## [A run of records]
+ + +

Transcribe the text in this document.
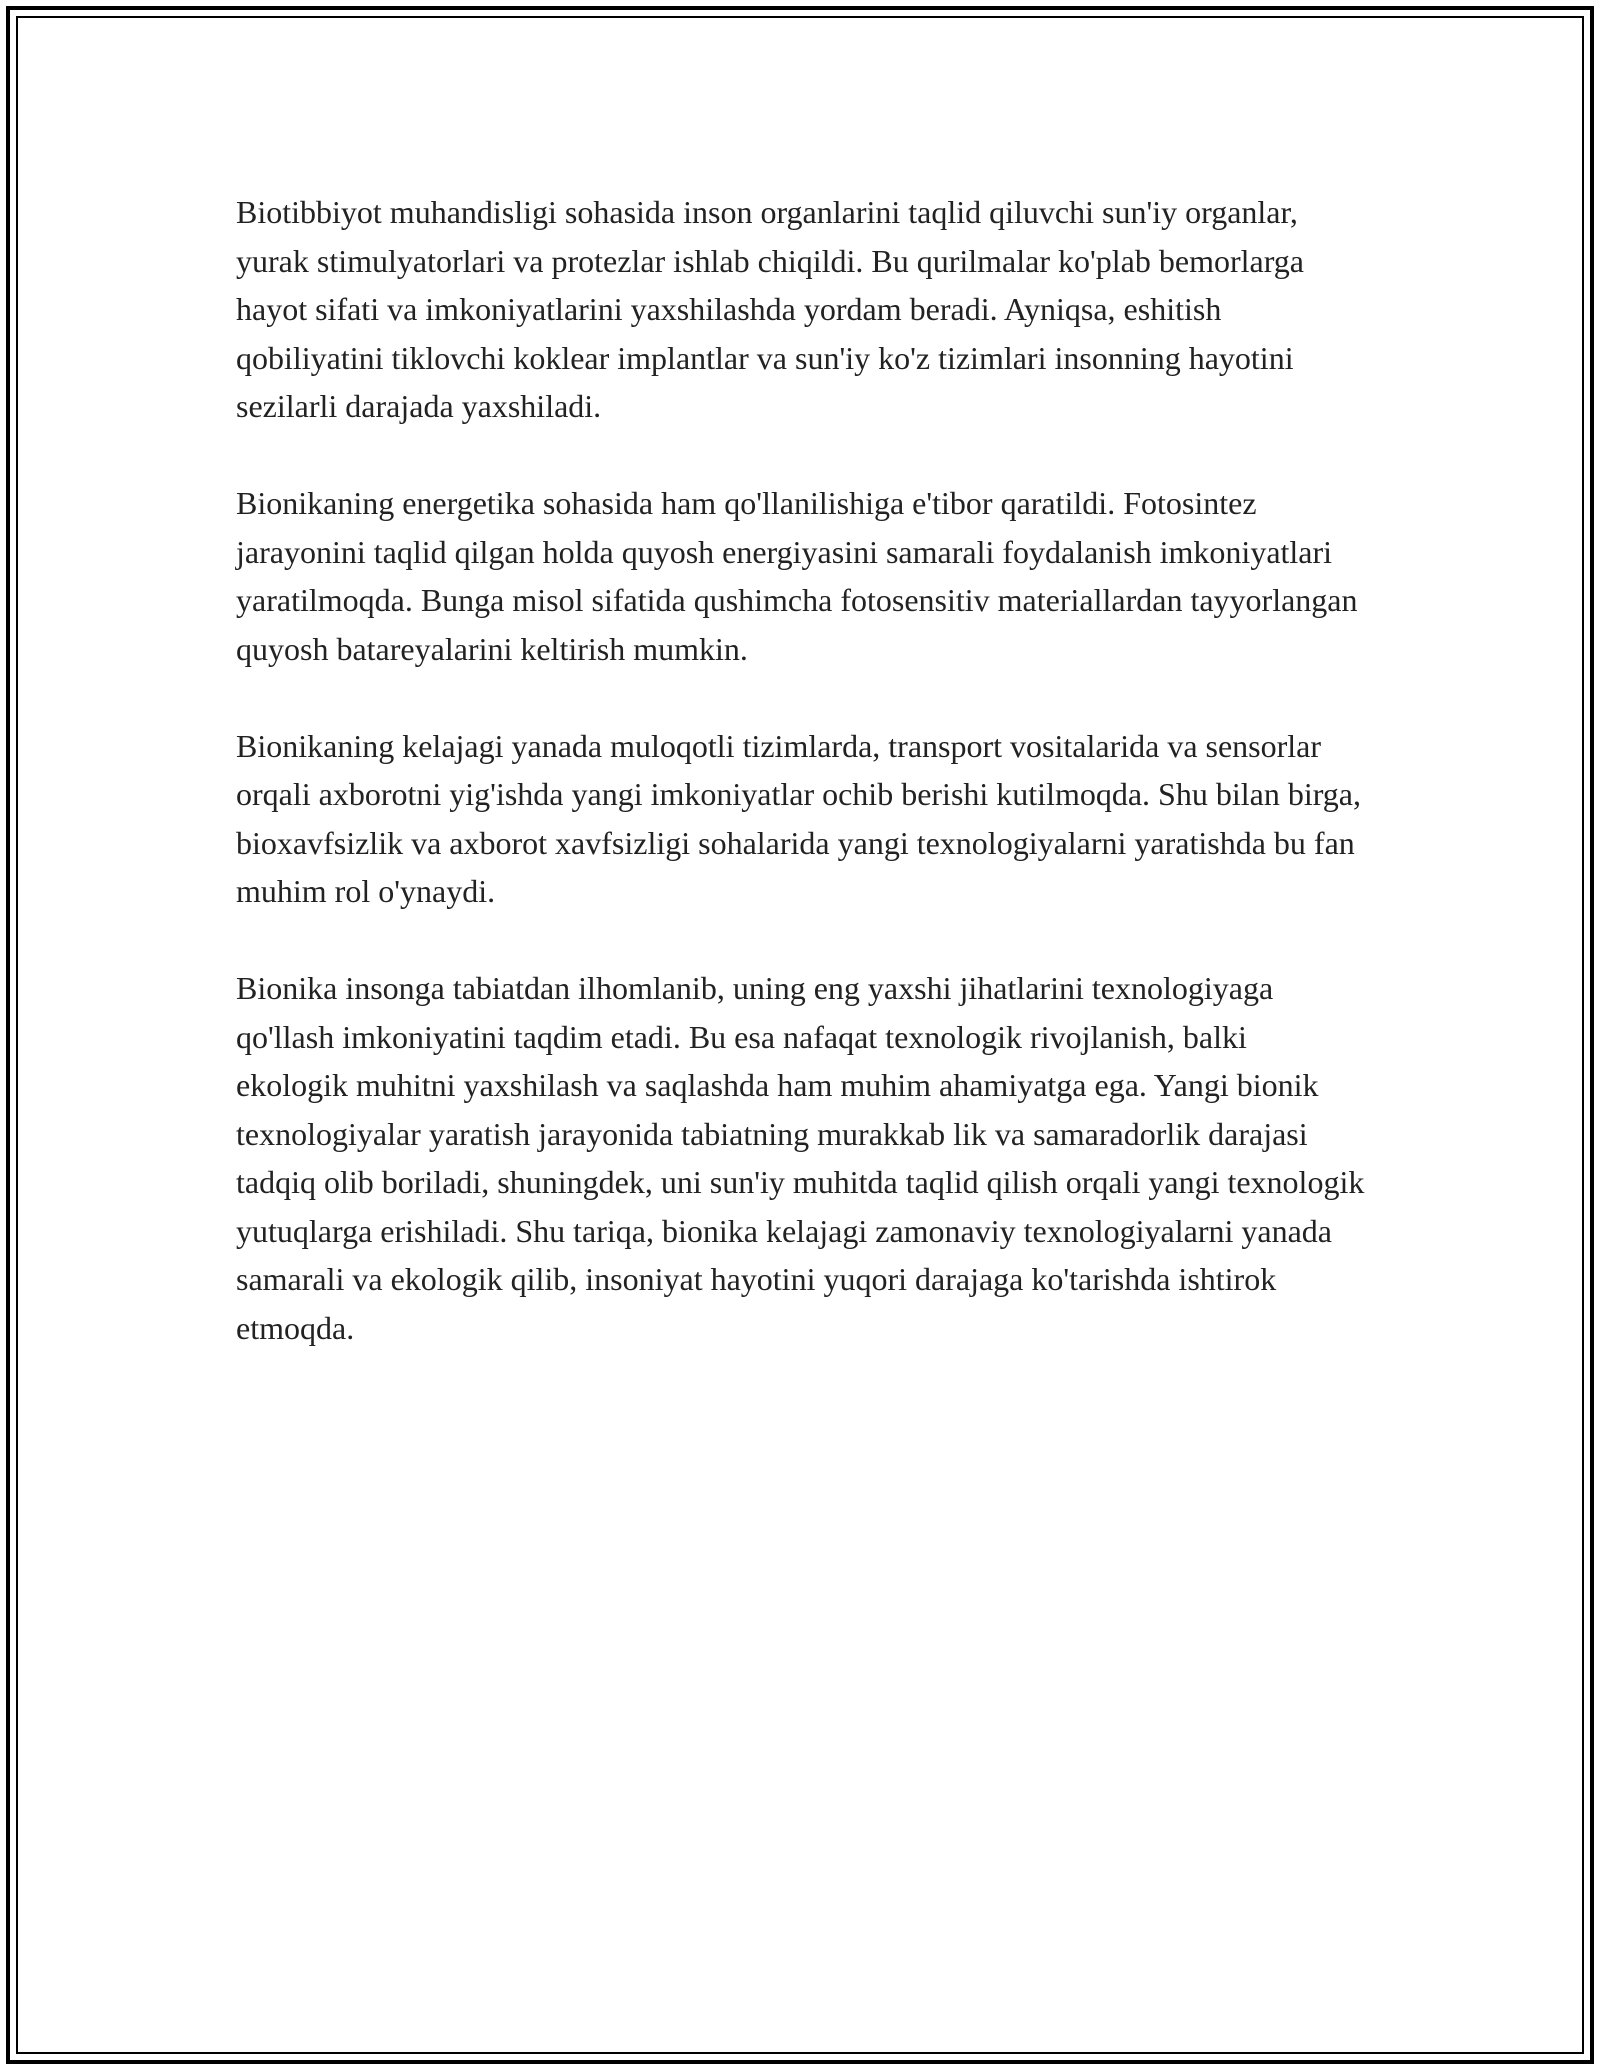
Biotibbiyot muhandisligi sohasida inson organlarini taqlid qiluvchi sun'iy organlar, yurak stimulyatorlari va protezlar ishlab chiqildi. Bu qurilmalar ko'plab bemorlarga hayot sifati va imkoniyatlarini yaxshilashda yordam beradi. Ayniqsa, eshitish qobiliyatini tiklovchi koklear implantlar va sun'iy ko'z tizimlari insonning hayotini sezilarli darajada yaxshiladi.

Bionikaning energetika sohasida ham qo'llanilishiga e'tibor qaratildi. Fotosintez jarayonini taqlid qilgan holda quyosh energiyasini samarali foydalanish imkoniyatlari yaratilmoqda. Bunga misol sifatida qushimcha fotosensitiv materiallardan tayyorlangan quyosh batareyalarini keltirish mumkin.

Bionikaning kelajagi yanada muloqotli tizimlarda, transport vositalarida va sensorlar orqali axborotni yig'ishda yangi imkoniyatlar ochib berishi kutilmoqda. Shu bilan birga, bioxavfsizlik va axborot xavfsizligi sohalarida yangi texnologiyalarni yaratishda bu fan muhim rol o'ynaydi.

Bionika insonga tabiatdan ilhomlanib, uning eng yaxshi jihatlarini texnologiyaga qo'llash imkoniyatini taqdim etadi. Bu esa nafaqat texnologik rivojlanish, balki ekologik muhitni yaxshilash va saqlashda ham muhim ahamiyatga ega. Yangi bionik texnologiyalar yaratish jarayonida tabiatning murakkab lik va samaradorlik darajasi tadqiq olib boriladi, shuningdek, uni sun'iy muhitda taqlid qilish orqali yangi texnologik yutuqlarga erishiladi. Shu tariqa, bionika kelajagi zamonaviy texnologiyalarni yanada samarali va ekologik qilib, insoniyat hayotini yuqori darajaga ko'tarishda ishtirok etmoqda.
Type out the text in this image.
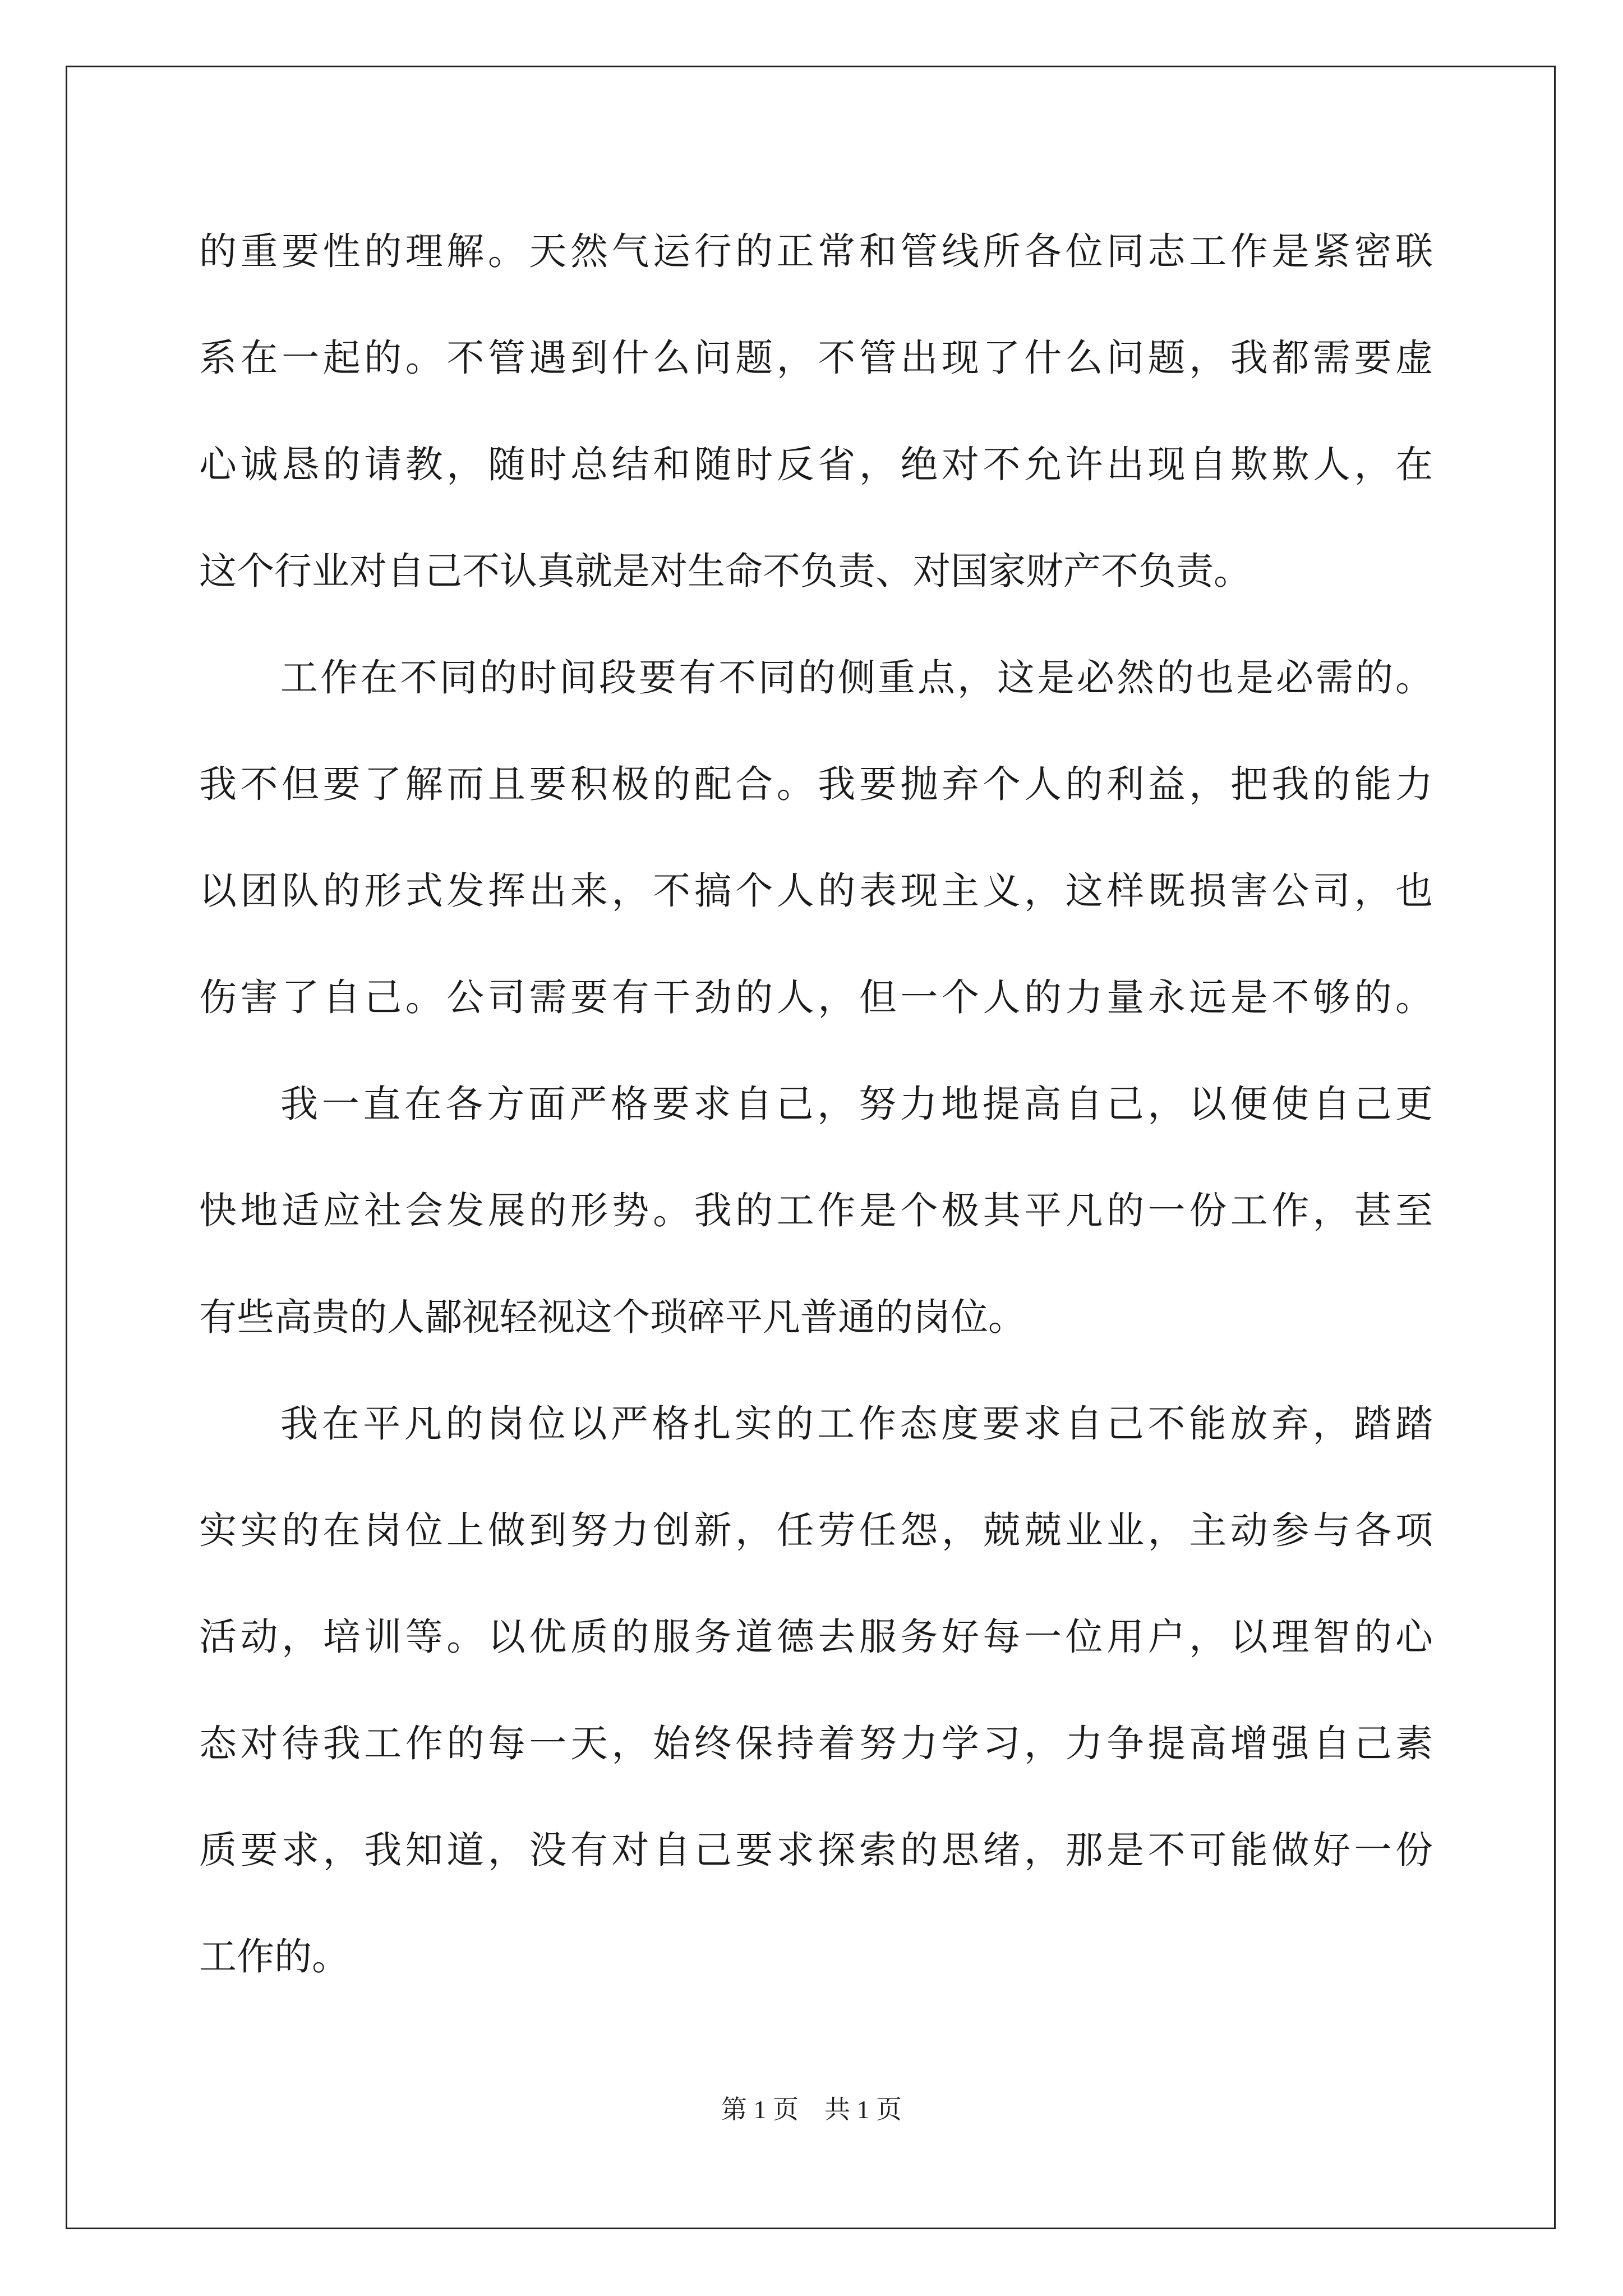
的重要性的理解。天然气运行的正常和管线所各位同志工作是紧密联
系在一起的。不管遇到什么问题，不管出现了什么问题，我都需要虚
心诚恳的请教，随时总结和随时反省，绝对不允许出现自欺欺人，在
这个行业对自己不认真就是对生命不负责、对国家财产不负责。
工作在不同的时间段要有不同的侧重点，这是必然的也是必需的。
我不但要了解而且要积极的配合。我要抛弃个人的利益，把我的能力
以团队的形式发挥出来，不搞个人的表现主义，这样既损害公司，也
伤害了自己。公司需要有干劲的人，但一个人的力量永远是不够的。
我一直在各方面严格要求自己，努力地提高自己，以便使自己更
快地适应社会发展的形势。我的工作是个极其平凡的一份工作，甚至
有些高贵的人鄙视轻视这个琐碎平凡普通的岗位。
我在平凡的岗位以严格扎实的工作态度要求自己不能放弃，踏踏
实实的在岗位上做到努力创新，任劳任怨，兢兢业业，主动参与各项
活动，培训等。以优质的服务道德去服务好每一位用户，以理智的心
态对待我工作的每一天，始终保持着努力学习，力争提高增强自己素
质要求，我知道，没有对自己要求探索的思绪，那是不可能做好一份
工作的。
第 1 页　共 1 页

+ + +

## [WORK INSTRUCTIONS]
Look through the records and gather every line containing "text".

## [PROBLEM SOLUTION]
Transcribe the text in this document.
Type out the text in this image.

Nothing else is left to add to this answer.